_Required task:_
Check each line of the listing below for the string "nChemicals", and give only how many lines hold it.

---------- Data to process ----------

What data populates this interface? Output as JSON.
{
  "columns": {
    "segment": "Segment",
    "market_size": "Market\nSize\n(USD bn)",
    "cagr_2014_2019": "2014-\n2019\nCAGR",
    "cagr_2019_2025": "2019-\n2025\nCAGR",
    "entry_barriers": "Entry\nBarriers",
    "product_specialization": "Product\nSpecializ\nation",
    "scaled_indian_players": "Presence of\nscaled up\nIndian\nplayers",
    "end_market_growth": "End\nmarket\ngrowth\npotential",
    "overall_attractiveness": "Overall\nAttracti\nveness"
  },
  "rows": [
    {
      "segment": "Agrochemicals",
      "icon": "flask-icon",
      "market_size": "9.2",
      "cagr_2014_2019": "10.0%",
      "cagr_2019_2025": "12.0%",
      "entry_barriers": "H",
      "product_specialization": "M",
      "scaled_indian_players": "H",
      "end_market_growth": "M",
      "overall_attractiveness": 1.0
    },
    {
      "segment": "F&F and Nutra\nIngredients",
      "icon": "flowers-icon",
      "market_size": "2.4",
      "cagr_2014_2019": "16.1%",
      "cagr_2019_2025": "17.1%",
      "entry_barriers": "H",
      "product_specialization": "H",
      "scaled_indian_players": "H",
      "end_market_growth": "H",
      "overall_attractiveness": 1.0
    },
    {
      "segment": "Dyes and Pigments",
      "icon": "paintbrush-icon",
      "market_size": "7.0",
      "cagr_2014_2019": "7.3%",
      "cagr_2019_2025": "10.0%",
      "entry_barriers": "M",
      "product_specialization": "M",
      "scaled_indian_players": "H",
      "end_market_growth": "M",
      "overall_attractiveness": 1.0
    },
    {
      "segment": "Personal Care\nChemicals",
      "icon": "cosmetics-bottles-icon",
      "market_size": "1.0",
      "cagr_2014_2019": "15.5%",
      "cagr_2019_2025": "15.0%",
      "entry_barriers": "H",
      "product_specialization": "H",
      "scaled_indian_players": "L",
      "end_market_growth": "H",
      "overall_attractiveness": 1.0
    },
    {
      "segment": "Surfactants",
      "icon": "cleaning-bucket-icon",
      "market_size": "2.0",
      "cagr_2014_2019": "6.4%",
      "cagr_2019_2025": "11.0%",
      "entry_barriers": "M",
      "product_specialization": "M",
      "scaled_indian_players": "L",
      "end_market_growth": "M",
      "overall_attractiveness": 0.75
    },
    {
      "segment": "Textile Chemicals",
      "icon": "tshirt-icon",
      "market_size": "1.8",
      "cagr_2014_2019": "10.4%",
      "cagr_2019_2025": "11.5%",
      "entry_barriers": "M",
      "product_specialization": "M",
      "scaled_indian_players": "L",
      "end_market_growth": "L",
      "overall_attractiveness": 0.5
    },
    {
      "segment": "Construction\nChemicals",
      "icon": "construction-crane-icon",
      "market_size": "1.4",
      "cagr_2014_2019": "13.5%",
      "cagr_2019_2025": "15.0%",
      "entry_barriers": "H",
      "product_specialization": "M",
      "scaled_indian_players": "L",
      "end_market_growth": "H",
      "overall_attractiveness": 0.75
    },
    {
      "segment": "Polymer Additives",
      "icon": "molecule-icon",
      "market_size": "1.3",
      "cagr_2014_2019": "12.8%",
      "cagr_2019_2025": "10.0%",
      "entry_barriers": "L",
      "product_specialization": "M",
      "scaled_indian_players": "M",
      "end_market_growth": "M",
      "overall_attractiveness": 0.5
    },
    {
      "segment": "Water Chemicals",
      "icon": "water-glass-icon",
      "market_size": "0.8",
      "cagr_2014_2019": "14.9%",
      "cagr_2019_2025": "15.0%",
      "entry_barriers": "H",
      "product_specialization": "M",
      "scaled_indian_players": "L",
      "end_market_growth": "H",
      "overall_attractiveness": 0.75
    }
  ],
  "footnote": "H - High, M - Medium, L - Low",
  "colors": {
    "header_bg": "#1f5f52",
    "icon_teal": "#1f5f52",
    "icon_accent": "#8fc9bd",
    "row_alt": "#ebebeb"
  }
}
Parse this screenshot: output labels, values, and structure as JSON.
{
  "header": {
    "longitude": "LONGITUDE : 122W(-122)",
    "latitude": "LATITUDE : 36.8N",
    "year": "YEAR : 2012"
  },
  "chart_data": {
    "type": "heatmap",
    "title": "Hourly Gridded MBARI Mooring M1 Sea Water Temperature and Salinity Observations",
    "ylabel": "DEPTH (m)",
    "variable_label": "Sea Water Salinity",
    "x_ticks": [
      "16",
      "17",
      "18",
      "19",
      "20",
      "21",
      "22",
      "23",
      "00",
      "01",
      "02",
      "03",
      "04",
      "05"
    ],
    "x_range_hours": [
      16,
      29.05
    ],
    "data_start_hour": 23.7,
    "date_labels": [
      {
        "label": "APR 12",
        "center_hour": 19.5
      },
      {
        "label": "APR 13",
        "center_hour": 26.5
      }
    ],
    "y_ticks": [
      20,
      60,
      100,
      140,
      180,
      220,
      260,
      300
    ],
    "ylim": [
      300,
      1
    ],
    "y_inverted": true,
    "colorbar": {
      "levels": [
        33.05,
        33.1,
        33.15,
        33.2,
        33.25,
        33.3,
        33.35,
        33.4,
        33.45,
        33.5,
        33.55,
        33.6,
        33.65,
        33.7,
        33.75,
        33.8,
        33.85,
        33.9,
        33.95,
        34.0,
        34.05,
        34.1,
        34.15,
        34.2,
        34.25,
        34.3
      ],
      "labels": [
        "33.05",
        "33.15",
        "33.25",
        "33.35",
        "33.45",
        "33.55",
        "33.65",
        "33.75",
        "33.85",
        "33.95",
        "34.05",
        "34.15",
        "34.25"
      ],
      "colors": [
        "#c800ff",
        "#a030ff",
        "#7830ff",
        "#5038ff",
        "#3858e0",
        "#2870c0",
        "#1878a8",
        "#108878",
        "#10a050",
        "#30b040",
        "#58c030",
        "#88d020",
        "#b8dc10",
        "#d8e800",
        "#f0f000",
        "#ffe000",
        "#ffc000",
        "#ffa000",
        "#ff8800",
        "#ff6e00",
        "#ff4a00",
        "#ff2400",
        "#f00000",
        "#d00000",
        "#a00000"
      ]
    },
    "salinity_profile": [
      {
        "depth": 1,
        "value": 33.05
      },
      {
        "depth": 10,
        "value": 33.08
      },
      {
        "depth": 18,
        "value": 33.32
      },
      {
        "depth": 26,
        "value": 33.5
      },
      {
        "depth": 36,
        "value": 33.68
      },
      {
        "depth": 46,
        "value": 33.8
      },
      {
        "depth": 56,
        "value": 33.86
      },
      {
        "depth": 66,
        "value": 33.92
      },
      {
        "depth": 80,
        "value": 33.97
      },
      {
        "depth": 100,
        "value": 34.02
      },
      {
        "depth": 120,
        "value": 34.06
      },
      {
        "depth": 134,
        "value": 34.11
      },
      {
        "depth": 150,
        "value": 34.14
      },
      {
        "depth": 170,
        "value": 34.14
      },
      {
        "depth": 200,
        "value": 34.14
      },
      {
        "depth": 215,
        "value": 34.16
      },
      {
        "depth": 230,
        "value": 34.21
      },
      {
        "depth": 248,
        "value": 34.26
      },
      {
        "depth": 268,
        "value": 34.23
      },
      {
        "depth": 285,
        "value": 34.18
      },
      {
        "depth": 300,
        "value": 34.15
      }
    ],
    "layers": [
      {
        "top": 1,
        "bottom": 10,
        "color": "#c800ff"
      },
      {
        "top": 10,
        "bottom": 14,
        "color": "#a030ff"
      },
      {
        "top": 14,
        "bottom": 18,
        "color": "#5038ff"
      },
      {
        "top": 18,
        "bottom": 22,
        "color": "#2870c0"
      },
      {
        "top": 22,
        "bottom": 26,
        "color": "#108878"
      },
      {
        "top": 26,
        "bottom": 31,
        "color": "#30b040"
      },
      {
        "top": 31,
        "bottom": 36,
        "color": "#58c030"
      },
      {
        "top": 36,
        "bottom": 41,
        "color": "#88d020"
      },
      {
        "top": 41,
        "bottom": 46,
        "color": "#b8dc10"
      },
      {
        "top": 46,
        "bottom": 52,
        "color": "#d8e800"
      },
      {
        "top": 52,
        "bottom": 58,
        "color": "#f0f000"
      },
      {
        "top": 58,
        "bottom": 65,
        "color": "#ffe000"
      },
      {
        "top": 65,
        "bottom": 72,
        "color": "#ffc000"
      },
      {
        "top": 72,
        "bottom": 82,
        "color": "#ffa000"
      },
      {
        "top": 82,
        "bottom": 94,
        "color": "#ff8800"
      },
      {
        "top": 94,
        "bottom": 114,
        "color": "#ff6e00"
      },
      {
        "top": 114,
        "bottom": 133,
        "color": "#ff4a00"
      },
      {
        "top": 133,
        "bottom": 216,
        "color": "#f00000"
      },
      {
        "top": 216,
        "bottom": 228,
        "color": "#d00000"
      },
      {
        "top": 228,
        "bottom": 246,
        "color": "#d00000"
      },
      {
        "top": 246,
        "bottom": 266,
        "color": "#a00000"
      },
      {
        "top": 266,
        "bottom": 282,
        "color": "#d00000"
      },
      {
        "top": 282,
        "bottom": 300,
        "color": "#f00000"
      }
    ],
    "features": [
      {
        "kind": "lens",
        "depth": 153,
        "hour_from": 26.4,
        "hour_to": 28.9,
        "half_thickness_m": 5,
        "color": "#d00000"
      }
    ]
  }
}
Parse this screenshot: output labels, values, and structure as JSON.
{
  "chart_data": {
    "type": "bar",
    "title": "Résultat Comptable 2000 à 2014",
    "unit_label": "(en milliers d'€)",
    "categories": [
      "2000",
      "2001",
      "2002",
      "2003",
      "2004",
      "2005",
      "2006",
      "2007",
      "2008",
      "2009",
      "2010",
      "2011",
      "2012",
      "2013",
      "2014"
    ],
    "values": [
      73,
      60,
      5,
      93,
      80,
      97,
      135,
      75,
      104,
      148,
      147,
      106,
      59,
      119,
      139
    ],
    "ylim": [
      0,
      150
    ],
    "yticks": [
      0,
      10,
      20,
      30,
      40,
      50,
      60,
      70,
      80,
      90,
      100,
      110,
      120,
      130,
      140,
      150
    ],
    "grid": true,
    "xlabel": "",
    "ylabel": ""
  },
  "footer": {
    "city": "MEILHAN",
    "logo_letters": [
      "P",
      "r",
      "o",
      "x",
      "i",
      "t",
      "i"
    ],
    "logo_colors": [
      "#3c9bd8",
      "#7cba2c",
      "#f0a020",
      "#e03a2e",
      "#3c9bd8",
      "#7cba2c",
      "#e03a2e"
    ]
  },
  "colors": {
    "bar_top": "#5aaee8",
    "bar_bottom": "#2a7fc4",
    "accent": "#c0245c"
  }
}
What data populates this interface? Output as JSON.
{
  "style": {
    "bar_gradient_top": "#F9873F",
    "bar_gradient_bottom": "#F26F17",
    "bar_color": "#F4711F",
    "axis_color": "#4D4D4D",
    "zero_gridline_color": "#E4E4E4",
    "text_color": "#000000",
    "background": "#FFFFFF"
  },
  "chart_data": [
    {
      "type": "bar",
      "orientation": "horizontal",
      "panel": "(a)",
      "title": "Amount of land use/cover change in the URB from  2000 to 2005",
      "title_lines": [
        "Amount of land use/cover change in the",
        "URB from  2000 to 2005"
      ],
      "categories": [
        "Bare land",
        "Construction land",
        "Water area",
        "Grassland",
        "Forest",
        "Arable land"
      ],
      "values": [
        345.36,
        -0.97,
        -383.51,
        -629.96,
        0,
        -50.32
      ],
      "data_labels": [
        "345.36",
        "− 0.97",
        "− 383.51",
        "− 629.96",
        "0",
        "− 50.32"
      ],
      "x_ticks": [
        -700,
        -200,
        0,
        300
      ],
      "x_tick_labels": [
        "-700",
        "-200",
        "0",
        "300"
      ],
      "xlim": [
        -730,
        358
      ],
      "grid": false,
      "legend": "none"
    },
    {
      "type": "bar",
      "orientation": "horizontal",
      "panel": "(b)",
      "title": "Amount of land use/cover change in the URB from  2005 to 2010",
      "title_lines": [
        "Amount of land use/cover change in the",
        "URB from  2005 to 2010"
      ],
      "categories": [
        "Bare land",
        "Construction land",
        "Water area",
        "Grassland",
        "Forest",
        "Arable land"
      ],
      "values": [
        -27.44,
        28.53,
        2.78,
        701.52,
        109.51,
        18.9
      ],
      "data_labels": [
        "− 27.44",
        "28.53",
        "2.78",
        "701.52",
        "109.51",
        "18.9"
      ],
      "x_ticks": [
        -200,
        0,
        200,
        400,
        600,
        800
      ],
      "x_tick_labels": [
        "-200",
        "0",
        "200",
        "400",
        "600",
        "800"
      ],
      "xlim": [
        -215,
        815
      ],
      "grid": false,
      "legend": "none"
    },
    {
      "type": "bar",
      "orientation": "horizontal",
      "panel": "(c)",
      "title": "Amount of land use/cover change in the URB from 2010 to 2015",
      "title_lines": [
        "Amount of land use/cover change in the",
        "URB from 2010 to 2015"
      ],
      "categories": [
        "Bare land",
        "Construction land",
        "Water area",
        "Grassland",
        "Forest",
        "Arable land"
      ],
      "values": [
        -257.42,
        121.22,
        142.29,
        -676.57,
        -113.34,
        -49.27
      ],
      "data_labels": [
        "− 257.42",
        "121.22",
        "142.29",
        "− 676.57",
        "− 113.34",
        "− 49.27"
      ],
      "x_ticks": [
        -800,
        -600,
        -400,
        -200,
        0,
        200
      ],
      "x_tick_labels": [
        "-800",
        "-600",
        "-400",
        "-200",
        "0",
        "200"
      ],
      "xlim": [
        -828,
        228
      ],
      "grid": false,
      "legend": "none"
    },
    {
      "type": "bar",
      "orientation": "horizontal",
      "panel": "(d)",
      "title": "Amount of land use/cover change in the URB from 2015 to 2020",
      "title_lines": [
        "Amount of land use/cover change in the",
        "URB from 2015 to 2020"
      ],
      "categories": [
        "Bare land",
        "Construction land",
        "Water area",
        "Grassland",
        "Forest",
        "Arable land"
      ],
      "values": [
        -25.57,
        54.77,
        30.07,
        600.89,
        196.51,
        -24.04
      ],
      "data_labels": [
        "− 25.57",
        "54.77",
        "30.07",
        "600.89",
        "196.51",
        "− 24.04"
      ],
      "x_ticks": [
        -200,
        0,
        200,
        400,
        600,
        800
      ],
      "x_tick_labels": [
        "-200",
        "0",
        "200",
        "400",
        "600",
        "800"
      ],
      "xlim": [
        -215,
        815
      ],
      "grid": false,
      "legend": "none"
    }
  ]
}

----------

_Task solution:_
2